>> Start Record list

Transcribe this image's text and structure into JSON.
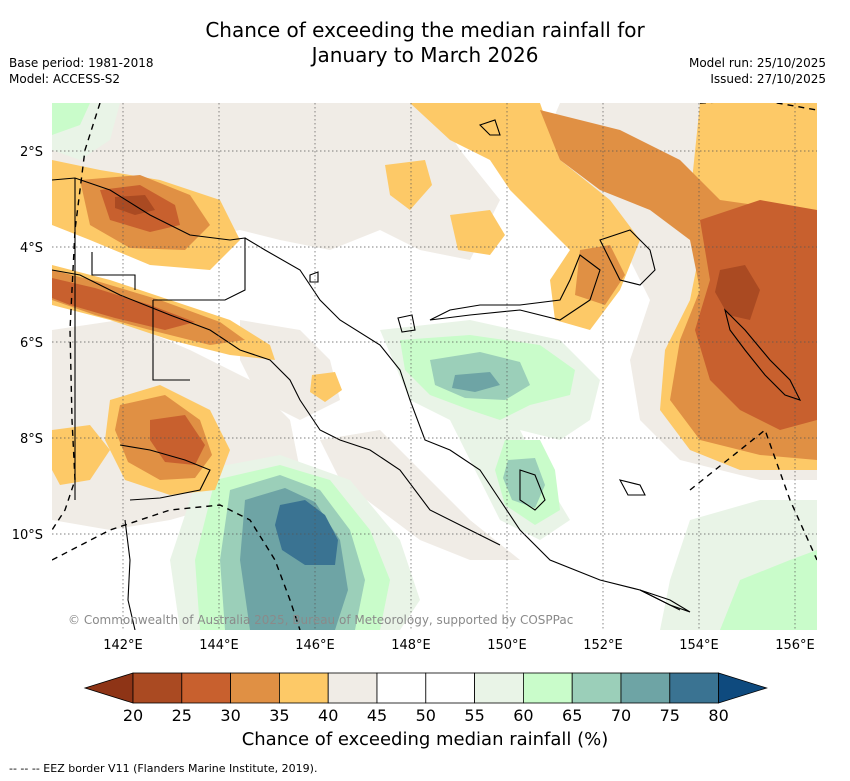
{
  "title": {
    "line1": "Chance of exceeding the median rainfall for",
    "line2": "January to March 2026"
  },
  "meta": {
    "base_period": "Base period: 1981-2018",
    "model": "Model: ACCESS-S2",
    "model_run": "Model run: 25/10/2025",
    "issued": "Issued: 27/10/2025"
  },
  "map": {
    "lat_ticks": [
      "2°S",
      "4°S",
      "6°S",
      "8°S",
      "10°S"
    ],
    "lon_ticks": [
      "142°E",
      "144°E",
      "146°E",
      "148°E",
      "150°E",
      "152°E",
      "154°E",
      "156°E"
    ],
    "copyright": "© Commonwealth of Australia 2025, Bureau of Meteorology, supported by COSPPac"
  },
  "colorbar": {
    "labels": [
      "20",
      "25",
      "30",
      "35",
      "40",
      "45",
      "50",
      "55",
      "60",
      "65",
      "70",
      "75",
      "80"
    ],
    "colors": [
      "#aa4a22",
      "#c8602e",
      "#e09044",
      "#fdc967",
      "#f0ece6",
      "#ffffff",
      "#ffffff",
      "#e9f4e7",
      "#c9fcca",
      "#9bcfb9",
      "#6ea4a5",
      "#3a7392"
    ],
    "low_color": "#8e3416",
    "high_color": "#0e4a7e",
    "title": "Chance of exceeding median rainfall (%)"
  },
  "footnote": "-- -- -- EEZ border V11 (Flanders Marine Institute, 2019)."
}
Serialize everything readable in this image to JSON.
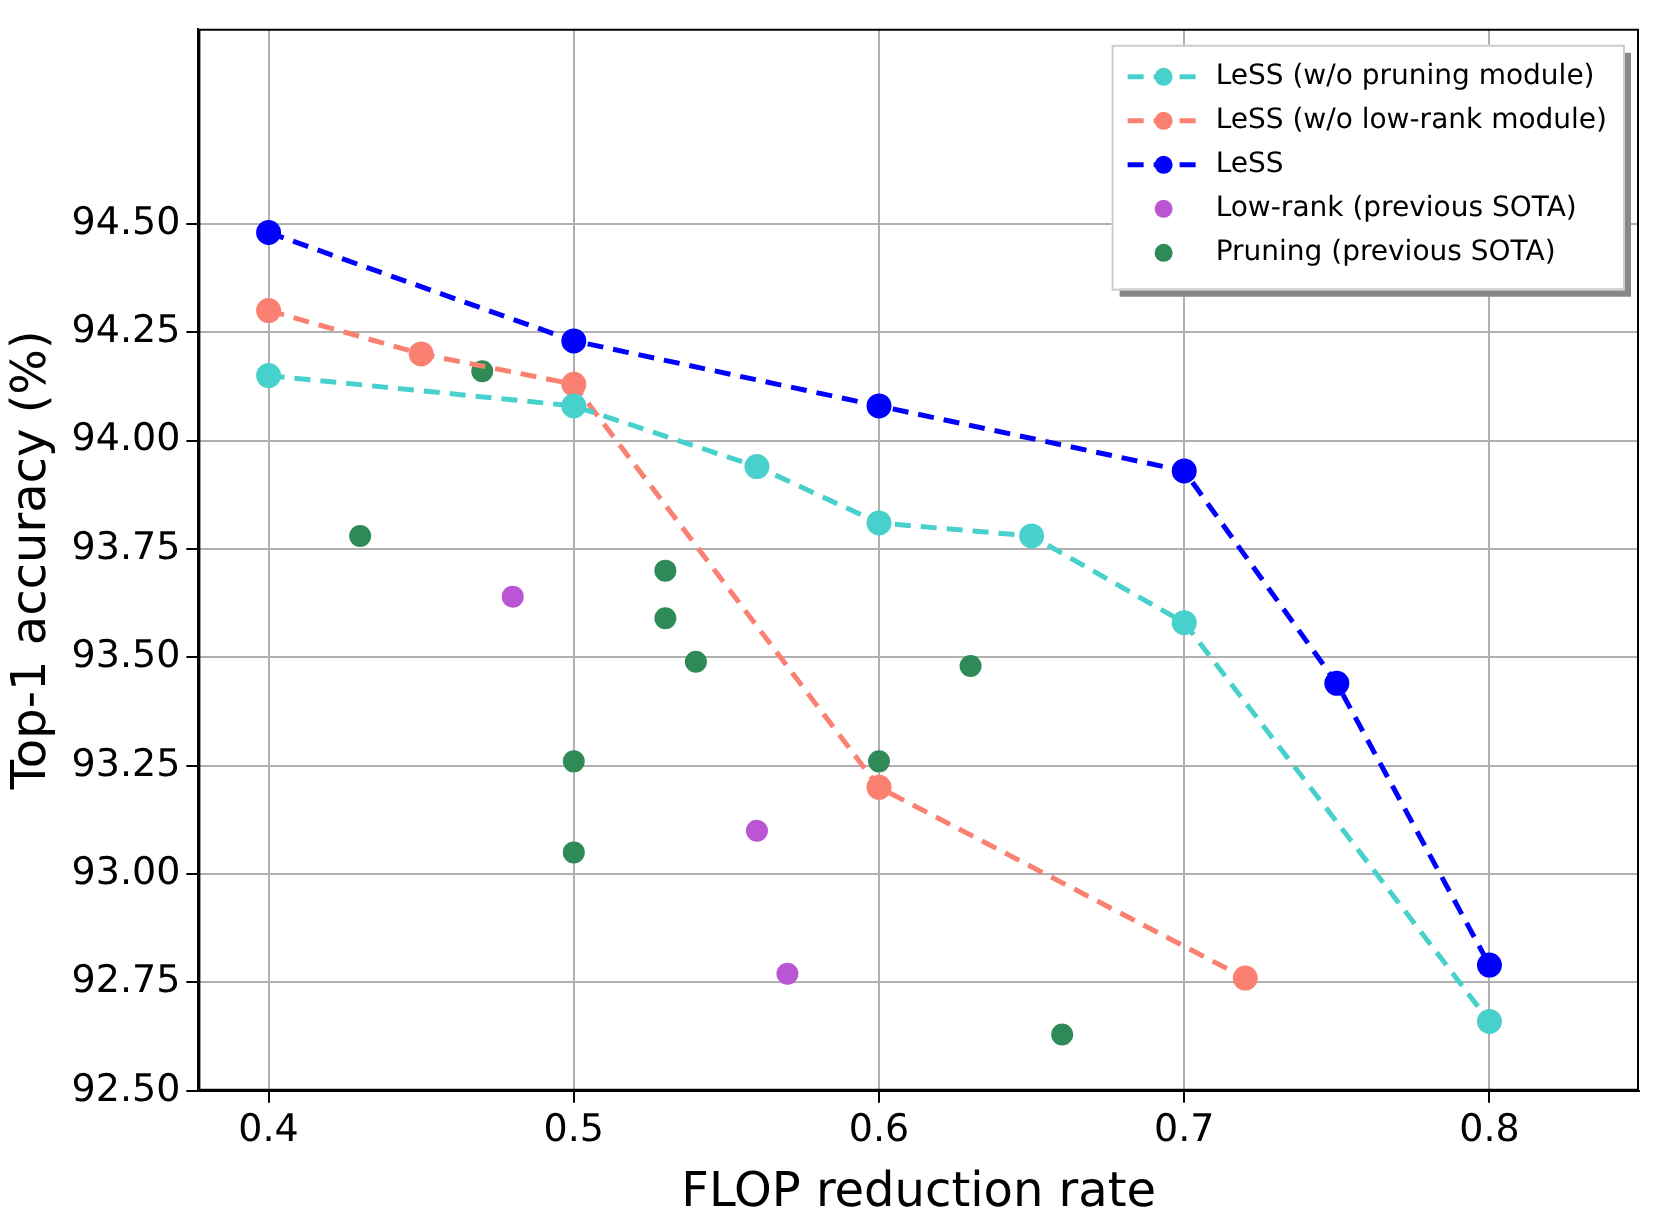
{
  "chart_data": {
    "type": "line",
    "xlabel": "FLOP reduction rate",
    "ylabel": "Top-1 accuracy (%)",
    "xlim": [
      0.377,
      0.849
    ],
    "xticks": [
      0.4,
      0.5,
      0.6,
      0.7,
      0.8
    ],
    "ylim": [
      92.5,
      94.95
    ],
    "yticks": [
      {
        "value": 92.5,
        "label": "92.50"
      },
      {
        "value": 92.75,
        "label": "92.75"
      },
      {
        "value": 93,
        "label": "93.00"
      },
      {
        "value": 93.25,
        "label": "93.25"
      },
      {
        "value": 93.5,
        "label": "93.50"
      },
      {
        "value": 93.75,
        "label": "93.75"
      },
      {
        "value": 94,
        "label": "94.00"
      },
      {
        "value": 94.25,
        "label": "94.25"
      },
      {
        "value": 94.5,
        "label": "94.50"
      }
    ],
    "grid": true,
    "legend": "top right",
    "marker": "circle",
    "line_style": "dashed",
    "series": [
      {
        "name": "LeSS (w/o pruning module)",
        "color": "#48d1cc",
        "x": [
          0.4,
          0.5,
          0.56,
          0.6,
          0.65,
          0.7,
          0.8
        ],
        "values": [
          94.15,
          94.08,
          93.94,
          93.81,
          93.78,
          93.58,
          92.66
        ]
      },
      {
        "name": "LeSS (w/o low-rank module)",
        "color": "#fa8072",
        "x": [
          0.4,
          0.45,
          0.5,
          0.6,
          0.72
        ],
        "values": [
          94.3,
          94.2,
          94.13,
          93.2,
          92.76
        ]
      },
      {
        "name": "LeSS",
        "color": "#0000ff",
        "x": [
          0.4,
          0.5,
          0.6,
          0.7,
          0.75,
          0.8
        ],
        "values": [
          94.48,
          94.23,
          94.08,
          93.93,
          93.44,
          92.79
        ]
      },
      {
        "name": "Low-rank (previous SOTA)",
        "type": "scatter",
        "color": "#ba55d3",
        "x": [
          0.48,
          0.56,
          0.57
        ],
        "values": [
          93.64,
          93.1,
          92.77
        ]
      },
      {
        "name": "Pruning (previous SOTA)",
        "type": "scatter",
        "color": "#2e8b57",
        "x": [
          0.43,
          0.47,
          0.5,
          0.5,
          0.53,
          0.53,
          0.54,
          0.6,
          0.63,
          0.66
        ],
        "values": [
          93.78,
          94.16,
          93.26,
          93.05,
          93.7,
          93.59,
          93.49,
          93.26,
          93.48,
          92.63
        ]
      }
    ]
  }
}
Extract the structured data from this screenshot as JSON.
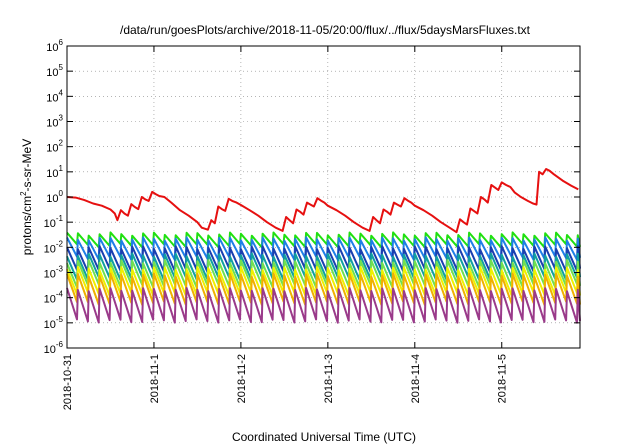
{
  "chart_data": {
    "type": "line",
    "title": "/data/run/goesPlots/archive/2018-11-05/20:00/flux/../flux/5daysMarsFluxes.txt",
    "xlabel": "Coordinated Universal Time (UTC)",
    "ylabel_parts": [
      "protons/cm",
      "2",
      "-s-sr-MeV"
    ],
    "yscale": "log",
    "ylim_exp": [
      -6,
      6
    ],
    "y_ticks": [
      {
        "base": "10",
        "exp": "-6"
      },
      {
        "base": "10",
        "exp": "-5"
      },
      {
        "base": "10",
        "exp": "-4"
      },
      {
        "base": "10",
        "exp": "-3"
      },
      {
        "base": "10",
        "exp": "-2"
      },
      {
        "base": "10",
        "exp": "-1"
      },
      {
        "base": "10",
        "exp": "0"
      },
      {
        "base": "10",
        "exp": "1"
      },
      {
        "base": "10",
        "exp": "2"
      },
      {
        "base": "10",
        "exp": "3"
      },
      {
        "base": "10",
        "exp": "4"
      },
      {
        "base": "10",
        "exp": "5"
      },
      {
        "base": "10",
        "exp": "6"
      }
    ],
    "x_ticks": [
      "2018-10-31",
      "2018-11-1",
      "2018-11-2",
      "2018-11-3",
      "2018-11-4",
      "2018-11-5"
    ],
    "xlim_days": [
      0,
      5.9
    ],
    "grid": true,
    "colors": [
      "#e61010",
      "#20e010",
      "#1f7fe6",
      "#1a3fb0",
      "#10a0a0",
      "#70e050",
      "#f0f000",
      "#f0b000",
      "#9a3a8a"
    ],
    "series": [
      {
        "color": "#e61010",
        "width": 2,
        "points": [
          [
            0.0,
            1.0
          ],
          [
            0.1,
            0.95
          ],
          [
            0.2,
            0.75
          ],
          [
            0.3,
            0.55
          ],
          [
            0.4,
            0.45
          ],
          [
            0.5,
            0.32
          ],
          [
            0.55,
            0.22
          ],
          [
            0.58,
            0.12
          ],
          [
            0.62,
            0.3
          ],
          [
            0.66,
            0.22
          ],
          [
            0.7,
            0.18
          ],
          [
            0.74,
            0.52
          ],
          [
            0.78,
            0.4
          ],
          [
            0.82,
            0.33
          ],
          [
            0.86,
            1.0
          ],
          [
            0.9,
            0.8
          ],
          [
            0.94,
            0.7
          ],
          [
            0.98,
            1.6
          ],
          [
            1.02,
            1.3
          ],
          [
            1.06,
            1.1
          ],
          [
            1.12,
            1.0
          ],
          [
            1.2,
            0.6
          ],
          [
            1.3,
            0.3
          ],
          [
            1.4,
            0.18
          ],
          [
            1.5,
            0.1
          ],
          [
            1.55,
            0.06
          ],
          [
            1.62,
            0.05
          ],
          [
            1.66,
            0.12
          ],
          [
            1.7,
            0.09
          ],
          [
            1.74,
            0.42
          ],
          [
            1.78,
            0.33
          ],
          [
            1.82,
            0.28
          ],
          [
            1.86,
            0.85
          ],
          [
            1.9,
            0.7
          ],
          [
            1.95,
            0.6
          ],
          [
            2.0,
            0.48
          ],
          [
            2.1,
            0.3
          ],
          [
            2.2,
            0.18
          ],
          [
            2.3,
            0.1
          ],
          [
            2.4,
            0.06
          ],
          [
            2.48,
            0.045
          ],
          [
            2.52,
            0.16
          ],
          [
            2.56,
            0.12
          ],
          [
            2.6,
            0.09
          ],
          [
            2.64,
            0.32
          ],
          [
            2.68,
            0.26
          ],
          [
            2.72,
            0.2
          ],
          [
            2.76,
            0.6
          ],
          [
            2.8,
            0.5
          ],
          [
            2.84,
            0.42
          ],
          [
            2.88,
            0.9
          ],
          [
            2.92,
            0.72
          ],
          [
            2.96,
            0.6
          ],
          [
            3.0,
            0.45
          ],
          [
            3.1,
            0.3
          ],
          [
            3.2,
            0.18
          ],
          [
            3.3,
            0.1
          ],
          [
            3.4,
            0.06
          ],
          [
            3.48,
            0.045
          ],
          [
            3.52,
            0.16
          ],
          [
            3.56,
            0.12
          ],
          [
            3.6,
            0.09
          ],
          [
            3.64,
            0.32
          ],
          [
            3.68,
            0.26
          ],
          [
            3.72,
            0.2
          ],
          [
            3.76,
            0.6
          ],
          [
            3.8,
            0.5
          ],
          [
            3.84,
            0.42
          ],
          [
            3.88,
            0.9
          ],
          [
            3.92,
            0.72
          ],
          [
            3.96,
            0.6
          ],
          [
            4.0,
            0.45
          ],
          [
            4.1,
            0.3
          ],
          [
            4.2,
            0.18
          ],
          [
            4.3,
            0.1
          ],
          [
            4.4,
            0.06
          ],
          [
            4.48,
            0.04
          ],
          [
            4.52,
            0.13
          ],
          [
            4.56,
            0.1
          ],
          [
            4.6,
            0.08
          ],
          [
            4.64,
            0.35
          ],
          [
            4.68,
            0.28
          ],
          [
            4.72,
            0.22
          ],
          [
            4.76,
            1.0
          ],
          [
            4.8,
            0.8
          ],
          [
            4.84,
            0.6
          ],
          [
            4.88,
            3.0
          ],
          [
            4.92,
            2.4
          ],
          [
            4.96,
            1.9
          ],
          [
            5.0,
            3.8
          ],
          [
            5.05,
            3.0
          ],
          [
            5.1,
            2.5
          ],
          [
            5.15,
            1.5
          ],
          [
            5.22,
            1.0
          ],
          [
            5.3,
            0.7
          ],
          [
            5.36,
            0.55
          ],
          [
            5.4,
            0.5
          ],
          [
            5.43,
            10.0
          ],
          [
            5.47,
            8.0
          ],
          [
            5.51,
            13.0
          ],
          [
            5.55,
            11.0
          ],
          [
            5.6,
            8.0
          ],
          [
            5.7,
            4.5
          ],
          [
            5.8,
            2.8
          ],
          [
            5.88,
            2.0
          ]
        ]
      },
      {
        "color": "#20e010",
        "width": 2,
        "base": 0.02,
        "amp": 1.7
      },
      {
        "color": "#1f7fe6",
        "width": 2,
        "base": 0.009,
        "amp": 2.4
      },
      {
        "color": "#1a3fb0",
        "width": 2,
        "base": 0.0035,
        "amp": 2.8
      },
      {
        "color": "#10a0a0",
        "width": 2,
        "base": 0.0017,
        "amp": 2.9
      },
      {
        "color": "#70e050",
        "width": 2,
        "base": 0.0009,
        "amp": 3.0
      },
      {
        "color": "#f0f000",
        "width": 2,
        "base": 0.00045,
        "amp": 3.2
      },
      {
        "color": "#f0b000",
        "width": 2,
        "base": 0.00022,
        "amp": 3.6
      },
      {
        "color": "#9a3a8a",
        "width": 2,
        "base": 5e-05,
        "amp": 4.2
      }
    ]
  }
}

>> End Record list

**Exercise instructions:**
Of the lines in this material, state how many hold the string "name". Write no other words.

**Right answer:**
5